**What this exercise asks**
**a)** Answer these from the Newcastle–Norwich article:
(i) In which minute of the match did the red card come?
(ii) Who is named as Norwich City's new coach?
(iii) Which team does Newcastle face on Sunday?
**b)** Retype the Newcastle–Norwich article from the words "Consider that Norwich" up to and including the words "points behind safety.".

**Text**

It could hardly have gone worse for Newcastle United or visiting Norwich City on Tuesday in a 1-1 draw that left the Magpies and Canaries heavy favorites to be relegated from the Premier League.
Consider that Norwich City had won a pair of games under new coach Dean Smith to pull clear of last place and headed up north to find a gift red card in the ninth minute. What did they come away with? A lucky late equalizer just to take a point from a winless team.
And if you think that’s bad, consider that Ciaran Clark’s sending-off meant that Newcastle’s best chance to win all season became a long shot. Then hopes rose dramatically when the Magpies got a thoroughly deserved opener and seemingly set sail on a path to straighten their season… only to concede a late equalizer and dip right back into 20th place.
And now, a failure to win Sunday against Burnley — one of the few teams to look as poor as Newcastle and Norwich — would send Eddie Howe’s men into a brutal run of fixtures at least six points behind safety.
So while it’s easy to call Newcastle’s draw with visiting Norwich a win for the visitors, remember that the terrible trio of Newcastle, Norwich, and Burnley also require a fourth team for just one of them to remain in the PL next season.
“The challenge ahead is huge,” Howe said. “We’re under no illusions as to the size of the task. Draws aren’t going to be enough. You need the spirit in the group to deliver what we need. I feel the spirit has grown and that’s going to be key for us. … The whole day in terms of what the fans gave to the team and to me – I loved every second of that. I’m desperate to reward them with the wins everyone wants.”

**Material supplied**
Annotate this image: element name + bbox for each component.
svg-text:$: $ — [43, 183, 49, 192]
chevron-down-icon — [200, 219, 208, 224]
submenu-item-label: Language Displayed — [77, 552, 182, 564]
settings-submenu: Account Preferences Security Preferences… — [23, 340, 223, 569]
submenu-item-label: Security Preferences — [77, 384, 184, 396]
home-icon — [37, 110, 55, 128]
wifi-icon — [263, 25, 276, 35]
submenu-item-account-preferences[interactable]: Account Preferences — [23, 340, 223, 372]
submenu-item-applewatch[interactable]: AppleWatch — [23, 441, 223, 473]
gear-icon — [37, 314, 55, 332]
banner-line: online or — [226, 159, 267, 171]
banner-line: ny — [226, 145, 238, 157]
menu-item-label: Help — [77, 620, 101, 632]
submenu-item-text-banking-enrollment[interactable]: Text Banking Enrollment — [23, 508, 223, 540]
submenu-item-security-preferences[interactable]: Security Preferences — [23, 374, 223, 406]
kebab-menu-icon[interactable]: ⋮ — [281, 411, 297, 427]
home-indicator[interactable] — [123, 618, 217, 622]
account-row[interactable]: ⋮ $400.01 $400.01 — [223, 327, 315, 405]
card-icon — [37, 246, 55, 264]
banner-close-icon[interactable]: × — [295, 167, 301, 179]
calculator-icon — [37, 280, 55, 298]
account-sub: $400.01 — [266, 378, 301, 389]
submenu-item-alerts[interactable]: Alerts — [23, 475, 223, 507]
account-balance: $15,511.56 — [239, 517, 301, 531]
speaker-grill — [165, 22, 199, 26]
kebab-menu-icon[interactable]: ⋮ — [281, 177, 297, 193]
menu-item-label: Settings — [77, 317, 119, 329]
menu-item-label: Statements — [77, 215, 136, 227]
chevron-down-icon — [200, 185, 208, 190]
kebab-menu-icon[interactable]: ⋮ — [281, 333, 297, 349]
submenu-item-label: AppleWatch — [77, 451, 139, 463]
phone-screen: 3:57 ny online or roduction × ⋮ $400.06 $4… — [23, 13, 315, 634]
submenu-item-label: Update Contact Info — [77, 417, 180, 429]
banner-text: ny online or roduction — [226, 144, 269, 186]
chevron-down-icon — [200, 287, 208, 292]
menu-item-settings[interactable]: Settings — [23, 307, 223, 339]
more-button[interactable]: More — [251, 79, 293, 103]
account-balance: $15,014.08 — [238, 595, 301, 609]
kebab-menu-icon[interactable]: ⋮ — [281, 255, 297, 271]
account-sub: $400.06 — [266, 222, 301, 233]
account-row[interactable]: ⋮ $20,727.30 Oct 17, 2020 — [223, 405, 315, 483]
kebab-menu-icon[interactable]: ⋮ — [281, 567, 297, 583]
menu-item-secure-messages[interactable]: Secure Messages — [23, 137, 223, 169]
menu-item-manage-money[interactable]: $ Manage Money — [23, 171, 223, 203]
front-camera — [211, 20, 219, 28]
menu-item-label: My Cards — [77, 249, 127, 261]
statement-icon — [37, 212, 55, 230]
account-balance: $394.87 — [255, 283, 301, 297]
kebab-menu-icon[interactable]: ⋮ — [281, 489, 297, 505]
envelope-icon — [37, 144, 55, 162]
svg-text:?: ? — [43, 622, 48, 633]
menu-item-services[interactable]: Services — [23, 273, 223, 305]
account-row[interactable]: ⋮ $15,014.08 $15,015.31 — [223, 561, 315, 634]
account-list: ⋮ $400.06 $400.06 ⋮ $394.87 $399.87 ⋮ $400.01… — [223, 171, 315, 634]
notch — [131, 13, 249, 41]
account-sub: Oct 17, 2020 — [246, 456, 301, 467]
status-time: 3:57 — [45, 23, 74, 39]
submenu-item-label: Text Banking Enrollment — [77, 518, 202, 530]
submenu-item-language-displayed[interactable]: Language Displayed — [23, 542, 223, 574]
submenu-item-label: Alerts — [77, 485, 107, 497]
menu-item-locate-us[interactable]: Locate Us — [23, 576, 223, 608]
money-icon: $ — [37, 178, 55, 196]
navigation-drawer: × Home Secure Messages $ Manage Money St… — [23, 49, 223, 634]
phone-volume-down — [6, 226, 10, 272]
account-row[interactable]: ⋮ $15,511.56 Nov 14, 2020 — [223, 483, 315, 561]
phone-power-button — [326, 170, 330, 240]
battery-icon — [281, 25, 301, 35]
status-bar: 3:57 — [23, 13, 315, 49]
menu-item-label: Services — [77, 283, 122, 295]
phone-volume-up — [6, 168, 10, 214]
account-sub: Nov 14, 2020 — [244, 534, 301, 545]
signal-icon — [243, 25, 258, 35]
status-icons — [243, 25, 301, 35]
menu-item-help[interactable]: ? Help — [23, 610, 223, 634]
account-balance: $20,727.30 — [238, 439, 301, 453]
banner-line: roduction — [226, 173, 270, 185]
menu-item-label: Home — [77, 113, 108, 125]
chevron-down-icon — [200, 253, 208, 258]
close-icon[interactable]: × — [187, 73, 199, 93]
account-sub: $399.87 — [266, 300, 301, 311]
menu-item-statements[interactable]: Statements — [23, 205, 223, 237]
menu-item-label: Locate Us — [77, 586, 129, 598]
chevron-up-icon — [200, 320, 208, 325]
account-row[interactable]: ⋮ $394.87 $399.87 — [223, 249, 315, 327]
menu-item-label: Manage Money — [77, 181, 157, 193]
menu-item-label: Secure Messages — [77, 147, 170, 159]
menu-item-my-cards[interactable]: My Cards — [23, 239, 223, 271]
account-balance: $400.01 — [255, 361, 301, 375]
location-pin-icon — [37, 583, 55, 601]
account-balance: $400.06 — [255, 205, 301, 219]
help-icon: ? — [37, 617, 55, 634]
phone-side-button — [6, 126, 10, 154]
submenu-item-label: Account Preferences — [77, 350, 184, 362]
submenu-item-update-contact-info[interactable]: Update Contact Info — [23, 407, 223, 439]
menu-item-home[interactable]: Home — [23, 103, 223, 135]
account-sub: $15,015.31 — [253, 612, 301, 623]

**Results**
**a)**
(i) The ninth minute
(ii) Dean Smith
(iii) Burnley

**b)**
Consider that Norwich City had won a pair of games under new coach Dean Smith to pull clear of last place and headed up north to find a gift red card in the ninth minute. What did they come away with? A lucky late equalizer just to take a point from a winless team.
And if you think that’s bad, consider that Ciaran Clark’s sending-off meant that Newcastle’s best chance to win all season became a long shot. Then hopes rose dramatically when the Magpies got a thoroughly deserved opener and seemingly set sail on a path to straighten their season… only to concede a late equalizer and dip right back into 20th place.
And now, a failure to win Sunday against Burnley — one of the few teams to look as poor as Newcastle and Norwich — would send Eddie Howe’s men into a brutal run of fixtures at least six points behind safety.